Output every record below exactly as it appears.

──────── Data for this exercise ────────

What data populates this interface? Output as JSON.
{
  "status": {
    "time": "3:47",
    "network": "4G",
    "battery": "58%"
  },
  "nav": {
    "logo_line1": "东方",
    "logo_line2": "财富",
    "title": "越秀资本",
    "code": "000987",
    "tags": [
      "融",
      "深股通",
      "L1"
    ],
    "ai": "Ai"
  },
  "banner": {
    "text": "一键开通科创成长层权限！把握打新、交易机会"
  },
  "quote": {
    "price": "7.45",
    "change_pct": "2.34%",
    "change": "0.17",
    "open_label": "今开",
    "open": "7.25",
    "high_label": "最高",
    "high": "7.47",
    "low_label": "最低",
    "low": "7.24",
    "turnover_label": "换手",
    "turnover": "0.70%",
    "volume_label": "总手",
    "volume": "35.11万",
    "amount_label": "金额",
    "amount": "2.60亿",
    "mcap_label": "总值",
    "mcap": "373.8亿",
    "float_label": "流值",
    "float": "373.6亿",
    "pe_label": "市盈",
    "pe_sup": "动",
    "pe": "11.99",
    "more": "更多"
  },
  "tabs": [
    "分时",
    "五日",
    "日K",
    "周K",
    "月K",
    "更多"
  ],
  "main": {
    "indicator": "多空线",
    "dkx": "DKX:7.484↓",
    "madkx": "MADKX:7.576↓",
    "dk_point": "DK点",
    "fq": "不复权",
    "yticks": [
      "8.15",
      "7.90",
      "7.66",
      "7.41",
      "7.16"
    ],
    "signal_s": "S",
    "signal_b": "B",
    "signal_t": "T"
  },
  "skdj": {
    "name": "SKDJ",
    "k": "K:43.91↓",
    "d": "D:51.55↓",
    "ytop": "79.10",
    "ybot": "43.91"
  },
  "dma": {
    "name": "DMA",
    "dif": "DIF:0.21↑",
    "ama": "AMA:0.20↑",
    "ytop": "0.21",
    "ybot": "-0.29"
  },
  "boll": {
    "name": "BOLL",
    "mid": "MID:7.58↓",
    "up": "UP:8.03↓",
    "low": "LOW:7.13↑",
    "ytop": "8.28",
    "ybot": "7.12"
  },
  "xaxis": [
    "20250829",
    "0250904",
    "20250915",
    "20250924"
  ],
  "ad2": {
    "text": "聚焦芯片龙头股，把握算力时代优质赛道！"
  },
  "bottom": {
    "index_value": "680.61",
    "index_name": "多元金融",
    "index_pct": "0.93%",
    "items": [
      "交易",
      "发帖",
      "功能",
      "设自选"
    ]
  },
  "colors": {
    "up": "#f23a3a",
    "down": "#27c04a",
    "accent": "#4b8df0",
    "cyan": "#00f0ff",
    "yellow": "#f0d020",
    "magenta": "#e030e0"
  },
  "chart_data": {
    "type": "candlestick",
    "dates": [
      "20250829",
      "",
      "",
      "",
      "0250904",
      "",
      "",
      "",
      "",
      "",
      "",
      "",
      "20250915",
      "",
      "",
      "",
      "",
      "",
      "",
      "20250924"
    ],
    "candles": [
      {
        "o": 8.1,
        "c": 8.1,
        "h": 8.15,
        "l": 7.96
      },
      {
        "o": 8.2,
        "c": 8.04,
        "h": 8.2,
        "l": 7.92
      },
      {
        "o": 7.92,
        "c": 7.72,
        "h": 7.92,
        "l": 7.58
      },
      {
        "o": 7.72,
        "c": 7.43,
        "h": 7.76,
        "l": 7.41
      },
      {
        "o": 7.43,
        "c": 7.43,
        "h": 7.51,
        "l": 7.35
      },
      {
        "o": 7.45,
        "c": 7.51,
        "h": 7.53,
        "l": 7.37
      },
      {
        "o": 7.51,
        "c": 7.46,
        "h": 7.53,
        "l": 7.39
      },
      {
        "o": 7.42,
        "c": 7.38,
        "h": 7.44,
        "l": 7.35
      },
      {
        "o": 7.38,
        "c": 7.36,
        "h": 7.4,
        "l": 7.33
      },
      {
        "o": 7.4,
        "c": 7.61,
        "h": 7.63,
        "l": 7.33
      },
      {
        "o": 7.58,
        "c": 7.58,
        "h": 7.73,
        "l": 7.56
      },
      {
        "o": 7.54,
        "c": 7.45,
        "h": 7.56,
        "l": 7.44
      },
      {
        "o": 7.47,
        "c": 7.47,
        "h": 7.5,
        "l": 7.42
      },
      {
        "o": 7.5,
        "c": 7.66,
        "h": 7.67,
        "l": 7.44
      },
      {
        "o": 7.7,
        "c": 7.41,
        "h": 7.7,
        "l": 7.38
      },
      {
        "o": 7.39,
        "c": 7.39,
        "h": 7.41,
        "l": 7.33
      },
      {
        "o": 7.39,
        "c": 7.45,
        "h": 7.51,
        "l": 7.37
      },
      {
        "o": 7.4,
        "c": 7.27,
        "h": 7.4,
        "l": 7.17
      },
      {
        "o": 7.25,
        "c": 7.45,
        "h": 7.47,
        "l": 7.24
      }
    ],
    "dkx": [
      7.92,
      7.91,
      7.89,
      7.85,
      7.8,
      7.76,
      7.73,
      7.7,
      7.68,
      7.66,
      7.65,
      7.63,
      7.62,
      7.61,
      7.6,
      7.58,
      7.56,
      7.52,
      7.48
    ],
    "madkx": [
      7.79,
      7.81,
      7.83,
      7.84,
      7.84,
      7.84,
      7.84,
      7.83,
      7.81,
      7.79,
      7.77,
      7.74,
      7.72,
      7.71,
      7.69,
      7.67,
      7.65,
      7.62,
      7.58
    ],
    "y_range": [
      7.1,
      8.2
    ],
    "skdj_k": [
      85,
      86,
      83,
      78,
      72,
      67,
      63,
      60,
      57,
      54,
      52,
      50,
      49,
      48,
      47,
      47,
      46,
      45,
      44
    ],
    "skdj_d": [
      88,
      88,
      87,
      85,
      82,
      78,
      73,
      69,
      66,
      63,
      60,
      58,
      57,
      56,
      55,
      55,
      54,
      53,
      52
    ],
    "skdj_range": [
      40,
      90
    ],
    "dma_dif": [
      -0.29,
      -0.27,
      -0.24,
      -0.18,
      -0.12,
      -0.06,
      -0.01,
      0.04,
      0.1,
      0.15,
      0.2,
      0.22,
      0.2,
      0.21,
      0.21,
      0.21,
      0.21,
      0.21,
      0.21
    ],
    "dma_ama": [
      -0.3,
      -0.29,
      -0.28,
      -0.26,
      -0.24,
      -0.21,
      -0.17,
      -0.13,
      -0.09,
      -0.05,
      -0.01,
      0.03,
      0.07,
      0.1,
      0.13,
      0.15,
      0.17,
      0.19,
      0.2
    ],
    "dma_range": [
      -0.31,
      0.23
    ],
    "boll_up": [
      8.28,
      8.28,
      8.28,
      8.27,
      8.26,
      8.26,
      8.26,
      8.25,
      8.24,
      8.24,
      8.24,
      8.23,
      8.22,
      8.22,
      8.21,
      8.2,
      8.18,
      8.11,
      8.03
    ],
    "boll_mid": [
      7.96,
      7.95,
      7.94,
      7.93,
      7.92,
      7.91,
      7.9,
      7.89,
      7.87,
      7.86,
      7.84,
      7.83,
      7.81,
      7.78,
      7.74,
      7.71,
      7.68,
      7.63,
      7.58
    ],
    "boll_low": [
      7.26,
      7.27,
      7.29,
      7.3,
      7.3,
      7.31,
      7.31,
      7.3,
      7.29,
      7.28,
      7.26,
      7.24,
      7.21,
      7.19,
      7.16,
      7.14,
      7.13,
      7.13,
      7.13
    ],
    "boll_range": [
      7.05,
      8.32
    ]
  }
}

────────

Problem solution:
What data populates this interface? Output as JSON.
{
  "status": {
    "time": "3:47",
    "network": "4G",
    "battery": "58%"
  },
  "nav": {
    "logo_line1": "东方",
    "logo_line2": "财富",
    "title": "越秀资本",
    "code": "000987",
    "tags": [
      "融",
      "深股通",
      "L1"
    ],
    "ai": "Ai"
  },
  "banner": {
    "text": "一键开通科创成长层权限！把握打新、交易机会"
  },
  "quote": {
    "price": "7.45",
    "change_pct": "2.34%",
    "change": "0.17",
    "open_label": "今开",
    "open": "7.25",
    "high_label": "最高",
    "high": "7.47",
    "low_label": "最低",
    "low": "7.24",
    "turnover_label": "换手",
    "turnover": "0.70%",
    "volume_label": "总手",
    "volume": "35.11万",
    "amount_label": "金额",
    "amount": "2.60亿",
    "mcap_label": "总值",
    "mcap": "373.8亿",
    "float_label": "流值",
    "float": "373.6亿",
    "pe_label": "市盈",
    "pe_sup": "动",
    "pe": "11.99",
    "more": "更多"
  },
  "tabs": [
    "分时",
    "五日",
    "日K",
    "周K",
    "月K",
    "更多"
  ],
  "main": {
    "indicator": "多空线",
    "dkx": "DKX:7.484↓",
    "madkx": "MADKX:7.576↓",
    "dk_point": "DK点",
    "fq": "不复权",
    "yticks": [
      "8.15",
      "7.90",
      "7.66",
      "7.41",
      "7.16"
    ],
    "signal_s": "S",
    "signal_b": "B",
    "signal_t": "T"
  },
  "skdj": {
    "name": "SKDJ",
    "k": "K:43.91↓",
    "d": "D:51.55↓",
    "ytop": "79.10",
    "ybot": "43.91"
  },
  "dma": {
    "name": "DMA",
    "dif": "DIF:0.21↑",
    "ama": "AMA:0.20↑",
    "ytop": "0.21",
    "ybot": "-0.29"
  },
  "boll": {
    "name": "BOLL",
    "mid": "MID:7.58↓",
    "up": "UP:8.03↓",
    "low": "LOW:7.13↑",
    "ytop": "8.28",
    "ybot": "7.12"
  },
  "xaxis": [
    "20250829",
    "0250904",
    "20250915",
    "20250924"
  ],
  "ad2": {
    "text": "聚焦芯片龙头股，把握算力时代优质赛道！"
  },
  "bottom": {
    "index_value": "680.61",
    "index_name": "多元金融",
    "index_pct": "0.93%",
    "items": [
      "交易",
      "发帖",
      "功能",
      "设自选"
    ]
  },
  "colors": {
    "up": "#f23a3a",
    "down": "#27c04a",
    "accent": "#4b8df0",
    "cyan": "#00f0ff",
    "yellow": "#f0d020",
    "magenta": "#e030e0"
  },
  "chart_data": {
    "type": "candlestick",
    "dates": [
      "20250829",
      "",
      "",
      "",
      "0250904",
      "",
      "",
      "",
      "",
      "",
      "",
      "",
      "20250915",
      "",
      "",
      "",
      "",
      "",
      "",
      "20250924"
    ],
    "candles": [
      {
        "o": 8.1,
        "c": 8.1,
        "h": 8.15,
        "l": 7.96
      },
      {
        "o": 8.2,
        "c": 8.04,
        "h": 8.2,
        "l": 7.92
      },
      {
        "o": 7.92,
        "c": 7.72,
        "h": 7.92,
        "l": 7.58
      },
      {
        "o": 7.72,
        "c": 7.43,
        "h": 7.76,
        "l": 7.41
      },
      {
        "o": 7.43,
        "c": 7.43,
        "h": 7.51,
        "l": 7.35
      },
      {
        "o": 7.45,
        "c": 7.51,
        "h": 7.53,
        "l": 7.37
      },
      {
        "o": 7.51,
        "c": 7.46,
        "h": 7.53,
        "l": 7.39
      },
      {
        "o": 7.42,
        "c": 7.38,
        "h": 7.44,
        "l": 7.35
      },
      {
        "o": 7.38,
        "c": 7.36,
        "h": 7.4,
        "l": 7.33
      },
      {
        "o": 7.4,
        "c": 7.61,
        "h": 7.63,
        "l": 7.33
      },
      {
        "o": 7.58,
        "c": 7.58,
        "h": 7.73,
        "l": 7.56
      },
      {
        "o": 7.54,
        "c": 7.45,
        "h": 7.56,
        "l": 7.44
      },
      {
        "o": 7.47,
        "c": 7.47,
        "h": 7.5,
        "l": 7.42
      },
      {
        "o": 7.5,
        "c": 7.66,
        "h": 7.67,
        "l": 7.44
      },
      {
        "o": 7.7,
        "c": 7.41,
        "h": 7.7,
        "l": 7.38
      },
      {
        "o": 7.39,
        "c": 7.39,
        "h": 7.41,
        "l": 7.33
      },
      {
        "o": 7.39,
        "c": 7.45,
        "h": 7.51,
        "l": 7.37
      },
      {
        "o": 7.4,
        "c": 7.27,
        "h": 7.4,
        "l": 7.17
      },
      {
        "o": 7.25,
        "c": 7.45,
        "h": 7.47,
        "l": 7.24
      }
    ],
    "dkx": [
      7.92,
      7.91,
      7.89,
      7.85,
      7.8,
      7.76,
      7.73,
      7.7,
      7.68,
      7.66,
      7.65,
      7.63,
      7.62,
      7.61,
      7.6,
      7.58,
      7.56,
      7.52,
      7.48
    ],
    "madkx": [
      7.79,
      7.81,
      7.83,
      7.84,
      7.84,
      7.84,
      7.84,
      7.83,
      7.81,
      7.79,
      7.77,
      7.74,
      7.72,
      7.71,
      7.69,
      7.67,
      7.65,
      7.62,
      7.58
    ],
    "y_range": [
      7.1,
      8.2
    ],
    "skdj_k": [
      85,
      86,
      83,
      78,
      72,
      67,
      63,
      60,
      57,
      54,
      52,
      50,
      49,
      48,
      47,
      47,
      46,
      45,
      44
    ],
    "skdj_d": [
      88,
      88,
      87,
      85,
      82,
      78,
      73,
      69,
      66,
      63,
      60,
      58,
      57,
      56,
      55,
      55,
      54,
      53,
      52
    ],
    "skdj_range": [
      40,
      90
    ],
    "dma_dif": [
      -0.29,
      -0.27,
      -0.24,
      -0.18,
      -0.12,
      -0.06,
      -0.01,
      0.04,
      0.1,
      0.15,
      0.2,
      0.22,
      0.2,
      0.21,
      0.21,
      0.21,
      0.21,
      0.21,
      0.21
    ],
    "dma_ama": [
      -0.3,
      -0.29,
      -0.28,
      -0.26,
      -0.24,
      -0.21,
      -0.17,
      -0.13,
      -0.09,
      -0.05,
      -0.01,
      0.03,
      0.07,
      0.1,
      0.13,
      0.15,
      0.17,
      0.19,
      0.2
    ],
    "dma_range": [
      -0.31,
      0.23
    ],
    "boll_up": [
      8.28,
      8.28,
      8.28,
      8.27,
      8.26,
      8.26,
      8.26,
      8.25,
      8.24,
      8.24,
      8.24,
      8.23,
      8.22,
      8.22,
      8.21,
      8.2,
      8.18,
      8.11,
      8.03
    ],
    "boll_mid": [
      7.96,
      7.95,
      7.94,
      7.93,
      7.92,
      7.91,
      7.9,
      7.89,
      7.87,
      7.86,
      7.84,
      7.83,
      7.81,
      7.78,
      7.74,
      7.71,
      7.68,
      7.63,
      7.58
    ],
    "boll_low": [
      7.26,
      7.27,
      7.29,
      7.3,
      7.3,
      7.31,
      7.31,
      7.3,
      7.29,
      7.28,
      7.26,
      7.24,
      7.21,
      7.19,
      7.16,
      7.14,
      7.13,
      7.13,
      7.13
    ],
    "boll_range": [
      7.05,
      8.32
    ]
  }
}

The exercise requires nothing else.